Tuesday, April 17, 2007.

gee. i broke down even before skool actually starts. i donno why. and hanim actually comfort me during malay period. i love herr larhs. its actually the first time for herr comforting me when im in need. hees. and yea, during recess manage to hugg LYNN, kiDd and Ej. kiDd and Ej can actually can tell that i had just finished crying. and they comfort me and all. gee, thanks gerlfriends! and yea, i wanna write some meaningful msg to my gerls.

to LYNN:
dear sister, thanks for the hugg ok? and yea, its like wad you've said earlier. its been so long since we last get together. sighs. how much i've missed us talking and chatting together is like sooo countless. i love you. you have me now. and i know, i have you, right? its like.. you're giving me this opp to appreciate someone around me. thanks. you too cheer up oks? ILY. Y

to Ej:
you know wad? the first time we waved, i was soo in love with you. you had that friendly smile which kept me going on for a day or two. thanks. and you know that you have kiDd, you have LYNN. you have me. you have us. and yea, i donno how to comfort you or so, but one think for sure is, im always there for huggs. LOVED.

to KiDd:
its like, we just knew one another, and there's like so much love between us..? gee. i love you larh, kiDd! your huggs are like soo comforting. thanks. and yea, i did cried just now. but i didnt feel any better somehow. but gee, im always here for you. you can have a million of huggs for all i care. so long as you're happy. LOVES.

thanks gerls. we should have a gerls day out, like shouldn't we? gosh. my love towards you gerls are soo countless. i know. you gerls cheer up and i'll do my very best not to think too much ya?

**Short task 1:** Quote the blog post above in full, word for word.
**Short task 2:** Print the entries below from their very first line down to the line that contains "Segment this phone", with both of those lines included. Leave the pictures out of your answer.

**Recorded data:**

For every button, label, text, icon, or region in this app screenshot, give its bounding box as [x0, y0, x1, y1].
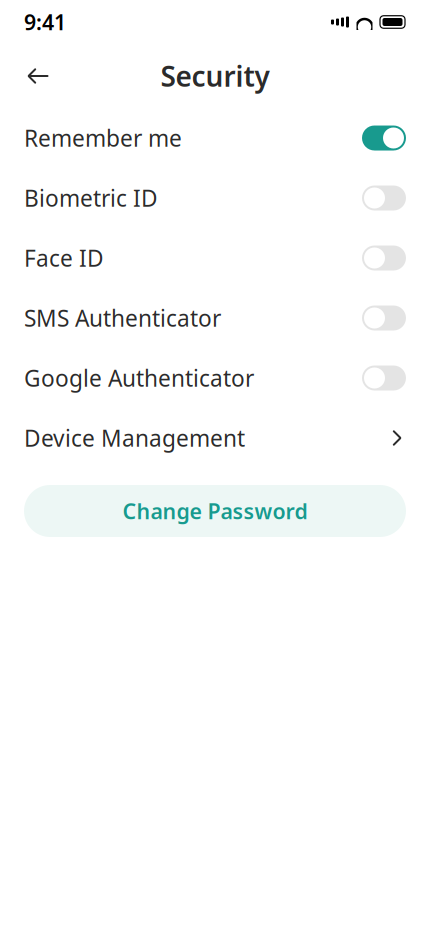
staticText: Remember me — [24, 123, 182, 153]
staticText: Change Password — [122, 497, 308, 525]
staticText: 9:41 — [24, 8, 66, 36]
button[interactable]: Google Authenticator — [0, 348, 430, 408]
staticText: Biometric ID — [24, 183, 158, 213]
staticText: Security — [160, 57, 270, 95]
button[interactable]: Biometric ID — [0, 168, 430, 228]
button[interactable]: SMS Authenticator — [0, 288, 430, 348]
button[interactable]: Remember me — [0, 108, 430, 168]
button[interactable]: Face ID — [0, 228, 430, 288]
staticText: Google Authenticator — [24, 363, 254, 393]
button[interactable]: Back — [16, 54, 60, 98]
staticText: Device Management — [24, 423, 245, 453]
staticText: SMS Authenticator — [24, 303, 221, 333]
staticText: Face ID — [24, 243, 104, 273]
button[interactable]: Change Password — [24, 485, 406, 537]
button[interactable]: Device Management — [0, 408, 430, 468]
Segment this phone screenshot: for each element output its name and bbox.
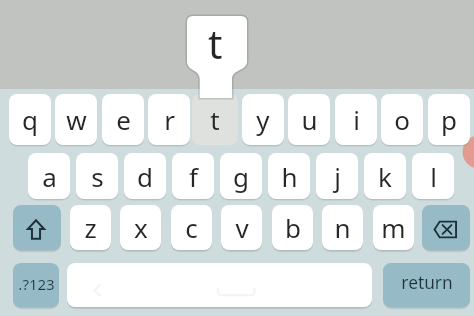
button[interactable]: p	[428, 94, 470, 148]
button[interactable]: m	[373, 205, 414, 253]
button[interactable]: Space	[67, 263, 372, 310]
staticText: i	[353, 102, 360, 137]
staticText: r	[164, 102, 175, 137]
button[interactable]: t	[192, 94, 238, 148]
staticText: a	[42, 159, 57, 194]
staticText: .?123	[18, 274, 55, 294]
staticText: h	[281, 159, 298, 194]
button[interactable]: x	[120, 205, 161, 253]
staticText: d	[137, 159, 153, 194]
button[interactable]: c	[171, 205, 212, 253]
staticText: t	[210, 102, 220, 137]
staticText: b	[285, 210, 301, 245]
staticText: f	[189, 159, 198, 194]
button[interactable]: j	[316, 153, 358, 202]
button[interactable]: d	[124, 153, 166, 202]
button[interactable]: v	[221, 205, 262, 253]
staticText: e	[116, 102, 131, 137]
button[interactable]: s	[76, 153, 118, 202]
staticText: g	[233, 159, 249, 194]
staticText: c	[185, 210, 198, 245]
button[interactable]: i	[335, 94, 377, 148]
button[interactable]: q	[9, 94, 51, 148]
button[interactable]: a	[28, 153, 70, 202]
button[interactable]: n	[322, 205, 363, 253]
button[interactable]: o	[381, 94, 423, 148]
staticText: p	[441, 102, 457, 137]
button[interactable]: g	[220, 153, 262, 202]
button[interactable]: e	[102, 94, 144, 148]
button[interactable]: l	[412, 153, 454, 202]
button[interactable]: f	[172, 153, 214, 202]
button[interactable]: w	[55, 94, 97, 148]
button[interactable]: k	[364, 153, 406, 202]
staticText: s	[91, 159, 104, 194]
staticText: return	[401, 271, 453, 295]
button[interactable]: Backspace	[422, 205, 470, 253]
staticText: j	[334, 159, 341, 194]
button[interactable]: return	[383, 263, 470, 310]
staticText: y	[256, 102, 270, 137]
staticText: v	[235, 210, 249, 245]
staticText: l	[430, 159, 437, 194]
button[interactable]: Shift	[13, 205, 61, 253]
staticText: w	[66, 102, 87, 137]
button[interactable]: .?123	[13, 263, 59, 310]
staticText: m	[381, 210, 406, 245]
staticText: n	[334, 210, 351, 245]
staticText: t	[208, 16, 223, 70]
staticText: u	[301, 102, 318, 137]
staticText: k	[378, 159, 392, 194]
button[interactable]: y	[242, 94, 284, 148]
button[interactable]: z	[70, 205, 111, 253]
staticText: z	[84, 210, 97, 245]
staticText: o	[394, 102, 410, 137]
button[interactable]: r	[148, 94, 190, 148]
button[interactable]: h	[268, 153, 310, 202]
staticText: q	[22, 102, 38, 137]
staticText: x	[134, 210, 148, 245]
button[interactable]: u	[288, 94, 330, 148]
button[interactable]: b	[272, 205, 313, 253]
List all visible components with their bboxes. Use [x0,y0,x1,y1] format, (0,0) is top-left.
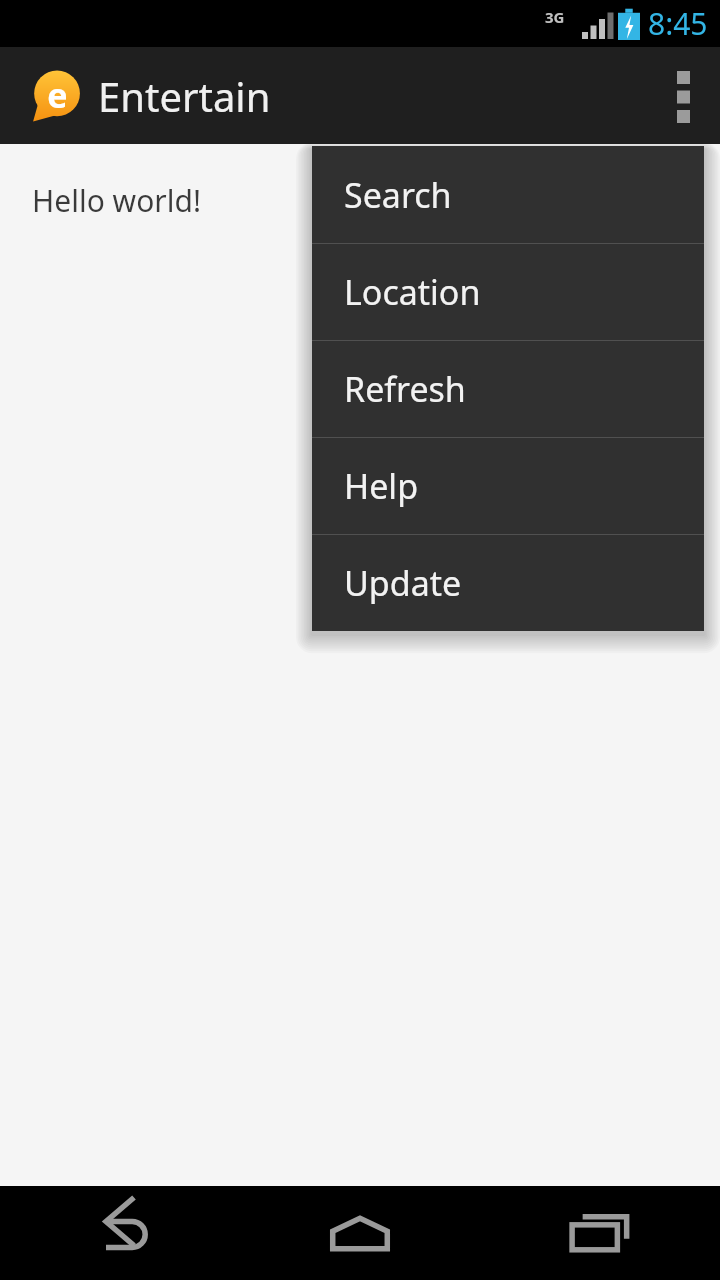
staticText: Hello world! [32,180,201,221]
staticText: Update [344,560,462,606]
staticText: e [47,72,68,118]
button[interactable]: Refresh [312,341,704,437]
staticText: Entertain [98,69,271,123]
button[interactable]: Recents [480,1186,720,1280]
button[interactable]: Back [0,1186,240,1280]
staticText: Help [344,463,419,509]
staticText: 3G [545,7,565,27]
button[interactable]: Location [312,244,704,340]
staticText: Refresh [344,366,466,412]
button[interactable]: Home [240,1186,480,1280]
button[interactable]: Search [312,146,704,243]
button[interactable]: Help [312,438,704,534]
button[interactable]: More options [648,47,720,144]
button[interactable]: Update [312,535,704,631]
staticText: Search [344,172,452,218]
staticText: 8:45 [648,3,708,44]
staticText: Location [344,269,481,315]
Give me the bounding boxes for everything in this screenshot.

**Finished answer 1:**
Tuesday, April 17, 2007.

gee. i broke down even before skool actually starts. i donno why. and hanim actually comfort me during malay period. i love herr larhs. its actually the first time for herr comforting me when im in need. hees. and yea, during recess manage to hugg LYNN, kiDd and Ej. kiDd and Ej can actually can tell that i had just finished crying. and they comfort me and all. gee, thanks gerlfriends! and yea, i wanna write some meaningful msg to my gerls.

to LYNN:
dear sister, thanks for the hugg ok? and yea, its like wad you've said earlier. its been so long since we last get together. sighs. how much i've missed us talking and chatting together is like sooo countless. i love you. you have me now. and i know, i have you, right? its like.. you're giving me this opp to appreciate someone around me. thanks. you too cheer up oks? ILY. Y

to Ej:
you know wad? the first time we waved, i was soo in love with you. you had that friendly smile which kept me going on for a day or two. thanks. and you know that you have kiDd, you have LYNN. you have me. you have us. and yea, i donno how to comfort you or so, but one think for sure is, im always there for huggs. LOVED.

to KiDd:
its like, we just knew one another, and there's like so much love between us..? gee. i love you larh, kiDd! your huggs are like soo comforting. thanks. and yea, i did cried just now. but i didnt feel any better somehow. but gee, im always here for you. you can have a million of huggs for all i care. so long as you're happy. LOVES.

thanks gerls. we should have a gerls day out, like shouldn't we? gosh. my love towards you gerls are soo countless. i know. you gerls cheer up and i'll do my very best not to think too much ya?

**Finished answer 2:**
For every button, label, text, icon, or region in this app screenshot, give its bounding box as [x0, y0, x1, y1].
staticText: Remember me — [24, 123, 182, 153]
staticText: Change Password — [122, 497, 308, 525]
staticText: 9:41 — [24, 8, 66, 36]
button[interactable]: Google Authenticator — [0, 348, 430, 408]
staticText: Biometric ID — [24, 183, 158, 213]
staticText: Security — [160, 57, 270, 95]
button[interactable]: Biometric ID — [0, 168, 430, 228]
button[interactable]: SMS Authenticator — [0, 288, 430, 348]
button[interactable]: Remember me — [0, 108, 430, 168]
button[interactable]: Face ID — [0, 228, 430, 288]
staticText: Google Authenticator — [24, 363, 254, 393]
button[interactable]: Back — [16, 54, 60, 98]
staticText: Device Management — [24, 423, 245, 453]
staticText: SMS Authenticator — [24, 303, 221, 333]
staticText: Face ID — [24, 243, 104, 273]
button[interactable]: Change Password — [24, 485, 406, 537]
button[interactable]: Device Management — [0, 408, 430, 468]
Segment this phone screenshot: for each element output its name and bbox.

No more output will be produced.